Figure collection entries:
***
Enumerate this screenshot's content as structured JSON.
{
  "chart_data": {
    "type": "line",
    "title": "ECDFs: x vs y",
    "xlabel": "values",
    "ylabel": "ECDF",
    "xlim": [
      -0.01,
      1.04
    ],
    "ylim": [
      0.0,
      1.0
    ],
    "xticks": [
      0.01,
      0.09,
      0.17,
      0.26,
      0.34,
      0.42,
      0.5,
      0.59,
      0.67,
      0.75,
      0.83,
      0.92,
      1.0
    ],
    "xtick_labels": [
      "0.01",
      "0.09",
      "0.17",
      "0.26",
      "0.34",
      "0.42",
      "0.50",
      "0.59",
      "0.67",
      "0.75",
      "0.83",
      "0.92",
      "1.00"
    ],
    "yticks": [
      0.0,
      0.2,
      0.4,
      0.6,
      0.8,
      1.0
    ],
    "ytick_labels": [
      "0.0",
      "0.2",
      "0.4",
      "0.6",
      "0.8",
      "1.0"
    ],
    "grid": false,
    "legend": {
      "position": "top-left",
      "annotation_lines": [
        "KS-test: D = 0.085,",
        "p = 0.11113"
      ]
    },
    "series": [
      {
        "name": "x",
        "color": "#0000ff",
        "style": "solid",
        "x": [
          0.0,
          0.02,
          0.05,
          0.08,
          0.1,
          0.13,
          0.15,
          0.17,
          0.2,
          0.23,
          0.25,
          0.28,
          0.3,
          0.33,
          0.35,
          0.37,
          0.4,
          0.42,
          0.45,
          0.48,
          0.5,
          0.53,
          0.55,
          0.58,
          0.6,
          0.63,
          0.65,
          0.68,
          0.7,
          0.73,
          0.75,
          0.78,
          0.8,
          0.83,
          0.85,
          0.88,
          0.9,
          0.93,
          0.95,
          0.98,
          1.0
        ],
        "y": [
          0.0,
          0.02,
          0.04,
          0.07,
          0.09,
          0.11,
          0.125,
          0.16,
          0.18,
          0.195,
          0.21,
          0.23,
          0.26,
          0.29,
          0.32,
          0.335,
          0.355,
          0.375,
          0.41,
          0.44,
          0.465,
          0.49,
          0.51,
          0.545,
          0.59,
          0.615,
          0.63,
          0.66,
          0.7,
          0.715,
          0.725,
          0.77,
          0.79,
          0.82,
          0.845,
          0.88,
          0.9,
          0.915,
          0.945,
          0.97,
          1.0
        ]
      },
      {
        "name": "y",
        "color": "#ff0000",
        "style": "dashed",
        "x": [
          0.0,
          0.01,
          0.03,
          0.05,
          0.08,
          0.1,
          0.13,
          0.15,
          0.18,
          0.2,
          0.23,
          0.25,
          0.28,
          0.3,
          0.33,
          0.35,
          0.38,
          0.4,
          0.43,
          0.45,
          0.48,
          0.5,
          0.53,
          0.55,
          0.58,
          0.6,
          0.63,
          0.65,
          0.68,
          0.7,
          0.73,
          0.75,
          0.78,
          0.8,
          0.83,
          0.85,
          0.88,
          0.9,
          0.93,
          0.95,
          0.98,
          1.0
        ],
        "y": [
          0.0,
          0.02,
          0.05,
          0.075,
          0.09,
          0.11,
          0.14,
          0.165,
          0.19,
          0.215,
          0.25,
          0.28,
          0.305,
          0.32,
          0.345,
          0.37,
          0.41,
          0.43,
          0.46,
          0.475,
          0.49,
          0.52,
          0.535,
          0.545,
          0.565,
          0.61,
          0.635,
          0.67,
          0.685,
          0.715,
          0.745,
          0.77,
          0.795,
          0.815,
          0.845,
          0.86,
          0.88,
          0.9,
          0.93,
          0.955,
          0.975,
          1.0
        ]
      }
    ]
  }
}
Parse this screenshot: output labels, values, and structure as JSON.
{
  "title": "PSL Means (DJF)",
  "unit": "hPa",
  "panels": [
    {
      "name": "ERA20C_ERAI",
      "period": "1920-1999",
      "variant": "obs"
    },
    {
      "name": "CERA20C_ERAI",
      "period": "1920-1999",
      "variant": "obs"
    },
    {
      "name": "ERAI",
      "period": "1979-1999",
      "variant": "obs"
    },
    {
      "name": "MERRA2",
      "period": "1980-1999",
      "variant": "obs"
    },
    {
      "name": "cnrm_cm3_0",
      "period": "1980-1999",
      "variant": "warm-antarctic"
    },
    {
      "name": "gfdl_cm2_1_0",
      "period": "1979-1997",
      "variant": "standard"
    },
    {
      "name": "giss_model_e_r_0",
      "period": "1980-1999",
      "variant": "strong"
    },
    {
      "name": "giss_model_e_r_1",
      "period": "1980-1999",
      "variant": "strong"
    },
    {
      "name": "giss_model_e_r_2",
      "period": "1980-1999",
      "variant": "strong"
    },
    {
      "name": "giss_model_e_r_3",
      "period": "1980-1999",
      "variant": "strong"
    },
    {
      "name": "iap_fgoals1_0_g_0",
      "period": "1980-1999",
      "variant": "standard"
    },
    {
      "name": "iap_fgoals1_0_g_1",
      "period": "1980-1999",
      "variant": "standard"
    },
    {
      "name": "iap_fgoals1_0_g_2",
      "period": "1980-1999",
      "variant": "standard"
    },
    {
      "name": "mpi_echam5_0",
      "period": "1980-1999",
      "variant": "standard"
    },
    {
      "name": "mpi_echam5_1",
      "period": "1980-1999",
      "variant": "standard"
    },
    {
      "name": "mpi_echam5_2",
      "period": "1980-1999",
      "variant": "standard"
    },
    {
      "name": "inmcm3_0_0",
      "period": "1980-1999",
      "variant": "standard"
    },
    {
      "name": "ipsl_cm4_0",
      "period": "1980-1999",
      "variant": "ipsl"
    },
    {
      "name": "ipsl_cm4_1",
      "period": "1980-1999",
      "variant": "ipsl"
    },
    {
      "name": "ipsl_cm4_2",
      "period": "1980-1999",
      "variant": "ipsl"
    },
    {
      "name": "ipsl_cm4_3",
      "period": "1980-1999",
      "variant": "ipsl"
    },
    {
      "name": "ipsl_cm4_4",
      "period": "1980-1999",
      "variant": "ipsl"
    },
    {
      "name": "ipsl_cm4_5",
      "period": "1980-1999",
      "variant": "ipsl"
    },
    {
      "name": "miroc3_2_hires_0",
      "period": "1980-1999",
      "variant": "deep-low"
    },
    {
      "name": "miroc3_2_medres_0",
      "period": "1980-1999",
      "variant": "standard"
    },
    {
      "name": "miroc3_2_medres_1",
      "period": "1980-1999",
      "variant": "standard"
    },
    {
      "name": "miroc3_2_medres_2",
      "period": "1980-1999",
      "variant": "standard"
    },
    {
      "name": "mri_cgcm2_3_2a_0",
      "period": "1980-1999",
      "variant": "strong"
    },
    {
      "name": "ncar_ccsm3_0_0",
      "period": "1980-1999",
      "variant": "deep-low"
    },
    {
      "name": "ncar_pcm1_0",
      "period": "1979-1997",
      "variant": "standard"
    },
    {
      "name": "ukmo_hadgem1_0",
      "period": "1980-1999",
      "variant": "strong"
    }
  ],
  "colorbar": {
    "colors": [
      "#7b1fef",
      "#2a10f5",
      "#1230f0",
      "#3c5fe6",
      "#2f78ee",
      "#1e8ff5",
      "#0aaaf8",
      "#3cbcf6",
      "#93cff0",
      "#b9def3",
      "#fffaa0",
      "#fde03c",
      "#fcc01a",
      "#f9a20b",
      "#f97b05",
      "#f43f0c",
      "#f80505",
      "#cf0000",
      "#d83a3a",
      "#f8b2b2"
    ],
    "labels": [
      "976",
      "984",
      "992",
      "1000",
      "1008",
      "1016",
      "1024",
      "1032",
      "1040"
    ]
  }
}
***
▶ **Task directions**
Each line of the material should be duplicated exactly, please.

▶ **Complete output**
Enumerate this screenshot's content as structured JSON.
{
  "chart_data": {
    "type": "line",
    "title": "ECDFs: x vs y",
    "xlabel": "values",
    "ylabel": "ECDF",
    "xlim": [
      -0.01,
      1.04
    ],
    "ylim": [
      0.0,
      1.0
    ],
    "xticks": [
      0.01,
      0.09,
      0.17,
      0.26,
      0.34,
      0.42,
      0.5,
      0.59,
      0.67,
      0.75,
      0.83,
      0.92,
      1.0
    ],
    "xtick_labels": [
      "0.01",
      "0.09",
      "0.17",
      "0.26",
      "0.34",
      "0.42",
      "0.50",
      "0.59",
      "0.67",
      "0.75",
      "0.83",
      "0.92",
      "1.00"
    ],
    "yticks": [
      0.0,
      0.2,
      0.4,
      0.6,
      0.8,
      1.0
    ],
    "ytick_labels": [
      "0.0",
      "0.2",
      "0.4",
      "0.6",
      "0.8",
      "1.0"
    ],
    "grid": false,
    "legend": {
      "position": "top-left",
      "annotation_lines": [
        "KS-test: D = 0.085,",
        "p = 0.11113"
      ]
    },
    "series": [
      {
        "name": "x",
        "color": "#0000ff",
        "style": "solid",
        "x": [
          0.0,
          0.02,
          0.05,
          0.08,
          0.1,
          0.13,
          0.15,
          0.17,
          0.2,
          0.23,
          0.25,
          0.28,
          0.3,
          0.33,
          0.35,
          0.37,
          0.4,
          0.42,
          0.45,
          0.48,
          0.5,
          0.53,
          0.55,
          0.58,
          0.6,
          0.63,
          0.65,
          0.68,
          0.7,
          0.73,
          0.75,
          0.78,
          0.8,
          0.83,
          0.85,
          0.88,
          0.9,
          0.93,
          0.95,
          0.98,
          1.0
        ],
        "y": [
          0.0,
          0.02,
          0.04,
          0.07,
          0.09,
          0.11,
          0.125,
          0.16,
          0.18,
          0.195,
          0.21,
          0.23,
          0.26,
          0.29,
          0.32,
          0.335,
          0.355,
          0.375,
          0.41,
          0.44,
          0.465,
          0.49,
          0.51,
          0.545,
          0.59,
          0.615,
          0.63,
          0.66,
          0.7,
          0.715,
          0.725,
          0.77,
          0.79,
          0.82,
          0.845,
          0.88,
          0.9,
          0.915,
          0.945,
          0.97,
          1.0
        ]
      },
      {
        "name": "y",
        "color": "#ff0000",
        "style": "dashed",
        "x": [
          0.0,
          0.01,
          0.03,
          0.05,
          0.08,
          0.1,
          0.13,
          0.15,
          0.18,
          0.2,
          0.23,
          0.25,
          0.28,
          0.3,
          0.33,
          0.35,
          0.38,
          0.4,
          0.43,
          0.45,
          0.48,
          0.5,
          0.53,
          0.55,
          0.58,
          0.6,
          0.63,
          0.65,
          0.68,
          0.7,
          0.73,
          0.75,
          0.78,
          0.8,
          0.83,
          0.85,
          0.88,
          0.9,
          0.93,
          0.95,
          0.98,
          1.0
        ],
        "y": [
          0.0,
          0.02,
          0.05,
          0.075,
          0.09,
          0.11,
          0.14,
          0.165,
          0.19,
          0.215,
          0.25,
          0.28,
          0.305,
          0.32,
          0.345,
          0.37,
          0.41,
          0.43,
          0.46,
          0.475,
          0.49,
          0.52,
          0.535,
          0.545,
          0.565,
          0.61,
          0.635,
          0.67,
          0.685,
          0.715,
          0.745,
          0.77,
          0.795,
          0.815,
          0.845,
          0.86,
          0.88,
          0.9,
          0.93,
          0.955,
          0.975,
          1.0
        ]
      }
    ]
  }
}
Parse this screenshot: output labels, values, and structure as JSON.
{
  "title": "PSL Means (DJF)",
  "unit": "hPa",
  "panels": [
    {
      "name": "ERA20C_ERAI",
      "period": "1920-1999",
      "variant": "obs"
    },
    {
      "name": "CERA20C_ERAI",
      "period": "1920-1999",
      "variant": "obs"
    },
    {
      "name": "ERAI",
      "period": "1979-1999",
      "variant": "obs"
    },
    {
      "name": "MERRA2",
      "period": "1980-1999",
      "variant": "obs"
    },
    {
      "name": "cnrm_cm3_0",
      "period": "1980-1999",
      "variant": "warm-antarctic"
    },
    {
      "name": "gfdl_cm2_1_0",
      "period": "1979-1997",
      "variant": "standard"
    },
    {
      "name": "giss_model_e_r_0",
      "period": "1980-1999",
      "variant": "strong"
    },
    {
      "name": "giss_model_e_r_1",
      "period": "1980-1999",
      "variant": "strong"
    },
    {
      "name": "giss_model_e_r_2",
      "period": "1980-1999",
      "variant": "strong"
    },
    {
      "name": "giss_model_e_r_3",
      "period": "1980-1999",
      "variant": "strong"
    },
    {
      "name": "iap_fgoals1_0_g_0",
      "period": "1980-1999",
      "variant": "standard"
    },
    {
      "name": "iap_fgoals1_0_g_1",
      "period": "1980-1999",
      "variant": "standard"
    },
    {
      "name": "iap_fgoals1_0_g_2",
      "period": "1980-1999",
      "variant": "standard"
    },
    {
      "name": "mpi_echam5_0",
      "period": "1980-1999",
      "variant": "standard"
    },
    {
      "name": "mpi_echam5_1",
      "period": "1980-1999",
      "variant": "standard"
    },
    {
      "name": "mpi_echam5_2",
      "period": "1980-1999",
      "variant": "standard"
    },
    {
      "name": "inmcm3_0_0",
      "period": "1980-1999",
      "variant": "standard"
    },
    {
      "name": "ipsl_cm4_0",
      "period": "1980-1999",
      "variant": "ipsl"
    },
    {
      "name": "ipsl_cm4_1",
      "period": "1980-1999",
      "variant": "ipsl"
    },
    {
      "name": "ipsl_cm4_2",
      "period": "1980-1999",
      "variant": "ipsl"
    },
    {
      "name": "ipsl_cm4_3",
      "period": "1980-1999",
      "variant": "ipsl"
    },
    {
      "name": "ipsl_cm4_4",
      "period": "1980-1999",
      "variant": "ipsl"
    },
    {
      "name": "ipsl_cm4_5",
      "period": "1980-1999",
      "variant": "ipsl"
    },
    {
      "name": "miroc3_2_hires_0",
      "period": "1980-1999",
      "variant": "deep-low"
    },
    {
      "name": "miroc3_2_medres_0",
      "period": "1980-1999",
      "variant": "standard"
    },
    {
      "name": "miroc3_2_medres_1",
      "period": "1980-1999",
      "variant": "standard"
    },
    {
      "name": "miroc3_2_medres_2",
      "period": "1980-1999",
      "variant": "standard"
    },
    {
      "name": "mri_cgcm2_3_2a_0",
      "period": "1980-1999",
      "variant": "strong"
    },
    {
      "name": "ncar_ccsm3_0_0",
      "period": "1980-1999",
      "variant": "deep-low"
    },
    {
      "name": "ncar_pcm1_0",
      "period": "1979-1997",
      "variant": "standard"
    },
    {
      "name": "ukmo_hadgem1_0",
      "period": "1980-1999",
      "variant": "strong"
    }
  ],
  "colorbar": {
    "colors": [
      "#7b1fef",
      "#2a10f5",
      "#1230f0",
      "#3c5fe6",
      "#2f78ee",
      "#1e8ff5",
      "#0aaaf8",
      "#3cbcf6",
      "#93cff0",
      "#b9def3",
      "#fffaa0",
      "#fde03c",
      "#fcc01a",
      "#f9a20b",
      "#f97b05",
      "#f43f0c",
      "#f80505",
      "#cf0000",
      "#d83a3a",
      "#f8b2b2"
    ],
    "labels": [
      "976",
      "984",
      "992",
      "1000",
      "1008",
      "1016",
      "1024",
      "1032",
      "1040"
    ]
  }
}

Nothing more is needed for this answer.